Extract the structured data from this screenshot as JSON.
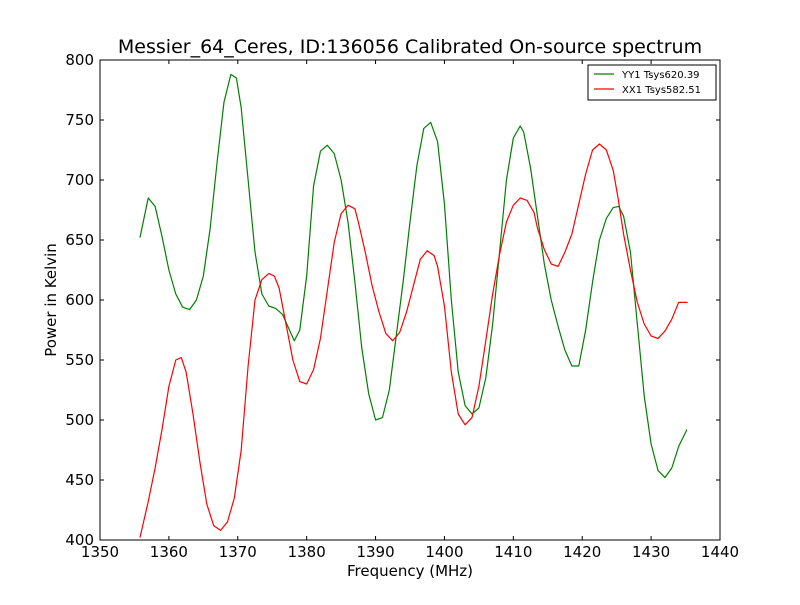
{
  "chart_data": {
    "type": "line",
    "title": "Messier_64_Ceres, ID:136056 Calibrated On-source spectrum",
    "xlabel": "Frequency (MHz)",
    "ylabel": "Power in Kelvin",
    "xlim": [
      1350,
      1440
    ],
    "ylim": [
      400,
      800
    ],
    "xticks": [
      1350,
      1360,
      1370,
      1380,
      1390,
      1400,
      1410,
      1420,
      1430,
      1440
    ],
    "yticks": [
      400,
      450,
      500,
      550,
      600,
      650,
      700,
      750,
      800
    ],
    "grid": false,
    "legend_position": "top-right",
    "series": [
      {
        "name": "YY1 Tsys620.39",
        "color": "#008000",
        "x": [
          1355.8,
          1357.0,
          1358.0,
          1359.0,
          1360.0,
          1361.0,
          1362.0,
          1363.0,
          1364.0,
          1365.0,
          1366.0,
          1367.0,
          1368.0,
          1369.0,
          1369.8,
          1370.5,
          1371.5,
          1372.5,
          1373.5,
          1374.5,
          1375.5,
          1376.5,
          1377.5,
          1378.2,
          1379.0,
          1380.0,
          1381.0,
          1382.0,
          1383.0,
          1384.0,
          1385.0,
          1386.0,
          1387.0,
          1388.0,
          1389.0,
          1390.0,
          1391.0,
          1392.0,
          1393.0,
          1394.0,
          1395.0,
          1396.0,
          1397.0,
          1398.0,
          1399.0,
          1400.0,
          1401.0,
          1402.0,
          1403.0,
          1404.0,
          1405.0,
          1406.0,
          1407.0,
          1408.0,
          1409.0,
          1410.0,
          1411.0,
          1411.5,
          1412.5,
          1413.5,
          1414.5,
          1415.5,
          1416.5,
          1417.5,
          1418.5,
          1419.5,
          1420.5,
          1421.5,
          1422.5,
          1423.5,
          1424.5,
          1425.3,
          1426.0,
          1427.0,
          1428.0,
          1429.0,
          1430.0,
          1431.0,
          1432.0,
          1433.0,
          1434.0,
          1435.2
        ],
        "values": [
          652,
          685,
          678,
          653,
          625,
          605,
          594,
          592,
          600,
          620,
          660,
          715,
          765,
          788,
          785,
          760,
          700,
          640,
          605,
          595,
          593,
          588,
          575,
          566,
          575,
          620,
          695,
          724,
          729,
          722,
          700,
          665,
          615,
          560,
          522,
          500,
          502,
          525,
          570,
          615,
          665,
          712,
          743,
          748,
          732,
          680,
          600,
          540,
          512,
          505,
          510,
          535,
          580,
          640,
          700,
          735,
          745,
          740,
          710,
          670,
          630,
          600,
          578,
          558,
          545,
          545,
          575,
          615,
          650,
          668,
          677,
          678,
          670,
          640,
          580,
          520,
          480,
          458,
          452,
          460,
          478,
          492
        ]
      },
      {
        "name": "XX1 Tsys582.51",
        "color": "#ff0000",
        "x": [
          1355.8,
          1357.0,
          1358.0,
          1359.0,
          1360.0,
          1361.0,
          1361.8,
          1362.5,
          1363.5,
          1364.5,
          1365.5,
          1366.5,
          1367.5,
          1368.5,
          1369.5,
          1370.5,
          1371.5,
          1372.5,
          1373.5,
          1374.5,
          1375.3,
          1376.0,
          1377.0,
          1378.0,
          1379.0,
          1380.0,
          1381.0,
          1382.0,
          1383.0,
          1384.0,
          1385.0,
          1386.0,
          1387.0,
          1387.5,
          1388.5,
          1389.5,
          1390.5,
          1391.5,
          1392.5,
          1393.5,
          1394.5,
          1395.5,
          1396.5,
          1397.5,
          1398.5,
          1399.0,
          1400.0,
          1401.0,
          1402.0,
          1403.0,
          1404.0,
          1405.0,
          1406.0,
          1407.0,
          1408.0,
          1409.0,
          1410.0,
          1411.0,
          1412.0,
          1413.0,
          1413.5,
          1414.5,
          1415.5,
          1416.5,
          1417.5,
          1418.5,
          1419.5,
          1420.5,
          1421.5,
          1422.5,
          1423.5,
          1424.5,
          1425.2,
          1426.0,
          1427.0,
          1428.0,
          1429.0,
          1430.0,
          1431.0,
          1432.0,
          1433.0,
          1434.0,
          1435.0,
          1435.3
        ],
        "values": [
          402,
          432,
          460,
          492,
          528,
          550,
          552,
          540,
          505,
          465,
          430,
          412,
          408,
          415,
          435,
          475,
          545,
          600,
          617,
          622,
          620,
          610,
          580,
          550,
          532,
          530,
          542,
          568,
          608,
          648,
          672,
          679,
          676,
          665,
          640,
          612,
          590,
          572,
          566,
          573,
          590,
          612,
          634,
          641,
          637,
          628,
          595,
          540,
          505,
          496,
          502,
          528,
          566,
          605,
          638,
          665,
          679,
          685,
          683,
          673,
          660,
          642,
          630,
          628,
          640,
          655,
          680,
          705,
          725,
          730,
          725,
          708,
          685,
          655,
          625,
          598,
          580,
          570,
          568,
          574,
          584,
          598,
          598,
          598
        ]
      }
    ]
  }
}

- - - -

The exercise: Go through the listing above and write it out again exactly, dropping the pictures.

Written answer:
Extract the structured data from this screenshot as JSON.
{
  "chart_data": {
    "type": "line",
    "title": "Messier_64_Ceres, ID:136056 Calibrated On-source spectrum",
    "xlabel": "Frequency (MHz)",
    "ylabel": "Power in Kelvin",
    "xlim": [
      1350,
      1440
    ],
    "ylim": [
      400,
      800
    ],
    "xticks": [
      1350,
      1360,
      1370,
      1380,
      1390,
      1400,
      1410,
      1420,
      1430,
      1440
    ],
    "yticks": [
      400,
      450,
      500,
      550,
      600,
      650,
      700,
      750,
      800
    ],
    "grid": false,
    "legend_position": "top-right",
    "series": [
      {
        "name": "YY1 Tsys620.39",
        "color": "#008000",
        "x": [
          1355.8,
          1357.0,
          1358.0,
          1359.0,
          1360.0,
          1361.0,
          1362.0,
          1363.0,
          1364.0,
          1365.0,
          1366.0,
          1367.0,
          1368.0,
          1369.0,
          1369.8,
          1370.5,
          1371.5,
          1372.5,
          1373.5,
          1374.5,
          1375.5,
          1376.5,
          1377.5,
          1378.2,
          1379.0,
          1380.0,
          1381.0,
          1382.0,
          1383.0,
          1384.0,
          1385.0,
          1386.0,
          1387.0,
          1388.0,
          1389.0,
          1390.0,
          1391.0,
          1392.0,
          1393.0,
          1394.0,
          1395.0,
          1396.0,
          1397.0,
          1398.0,
          1399.0,
          1400.0,
          1401.0,
          1402.0,
          1403.0,
          1404.0,
          1405.0,
          1406.0,
          1407.0,
          1408.0,
          1409.0,
          1410.0,
          1411.0,
          1411.5,
          1412.5,
          1413.5,
          1414.5,
          1415.5,
          1416.5,
          1417.5,
          1418.5,
          1419.5,
          1420.5,
          1421.5,
          1422.5,
          1423.5,
          1424.5,
          1425.3,
          1426.0,
          1427.0,
          1428.0,
          1429.0,
          1430.0,
          1431.0,
          1432.0,
          1433.0,
          1434.0,
          1435.2
        ],
        "values": [
          652,
          685,
          678,
          653,
          625,
          605,
          594,
          592,
          600,
          620,
          660,
          715,
          765,
          788,
          785,
          760,
          700,
          640,
          605,
          595,
          593,
          588,
          575,
          566,
          575,
          620,
          695,
          724,
          729,
          722,
          700,
          665,
          615,
          560,
          522,
          500,
          502,
          525,
          570,
          615,
          665,
          712,
          743,
          748,
          732,
          680,
          600,
          540,
          512,
          505,
          510,
          535,
          580,
          640,
          700,
          735,
          745,
          740,
          710,
          670,
          630,
          600,
          578,
          558,
          545,
          545,
          575,
          615,
          650,
          668,
          677,
          678,
          670,
          640,
          580,
          520,
          480,
          458,
          452,
          460,
          478,
          492
        ]
      },
      {
        "name": "XX1 Tsys582.51",
        "color": "#ff0000",
        "x": [
          1355.8,
          1357.0,
          1358.0,
          1359.0,
          1360.0,
          1361.0,
          1361.8,
          1362.5,
          1363.5,
          1364.5,
          1365.5,
          1366.5,
          1367.5,
          1368.5,
          1369.5,
          1370.5,
          1371.5,
          1372.5,
          1373.5,
          1374.5,
          1375.3,
          1376.0,
          1377.0,
          1378.0,
          1379.0,
          1380.0,
          1381.0,
          1382.0,
          1383.0,
          1384.0,
          1385.0,
          1386.0,
          1387.0,
          1387.5,
          1388.5,
          1389.5,
          1390.5,
          1391.5,
          1392.5,
          1393.5,
          1394.5,
          1395.5,
          1396.5,
          1397.5,
          1398.5,
          1399.0,
          1400.0,
          1401.0,
          1402.0,
          1403.0,
          1404.0,
          1405.0,
          1406.0,
          1407.0,
          1408.0,
          1409.0,
          1410.0,
          1411.0,
          1412.0,
          1413.0,
          1413.5,
          1414.5,
          1415.5,
          1416.5,
          1417.5,
          1418.5,
          1419.5,
          1420.5,
          1421.5,
          1422.5,
          1423.5,
          1424.5,
          1425.2,
          1426.0,
          1427.0,
          1428.0,
          1429.0,
          1430.0,
          1431.0,
          1432.0,
          1433.0,
          1434.0,
          1435.0,
          1435.3
        ],
        "values": [
          402,
          432,
          460,
          492,
          528,
          550,
          552,
          540,
          505,
          465,
          430,
          412,
          408,
          415,
          435,
          475,
          545,
          600,
          617,
          622,
          620,
          610,
          580,
          550,
          532,
          530,
          542,
          568,
          608,
          648,
          672,
          679,
          676,
          665,
          640,
          612,
          590,
          572,
          566,
          573,
          590,
          612,
          634,
          641,
          637,
          628,
          595,
          540,
          505,
          496,
          502,
          528,
          566,
          605,
          638,
          665,
          679,
          685,
          683,
          673,
          660,
          642,
          630,
          628,
          640,
          655,
          680,
          705,
          725,
          730,
          725,
          708,
          685,
          655,
          625,
          598,
          580,
          570,
          568,
          574,
          584,
          598,
          598,
          598
        ]
      }
    ]
  }
}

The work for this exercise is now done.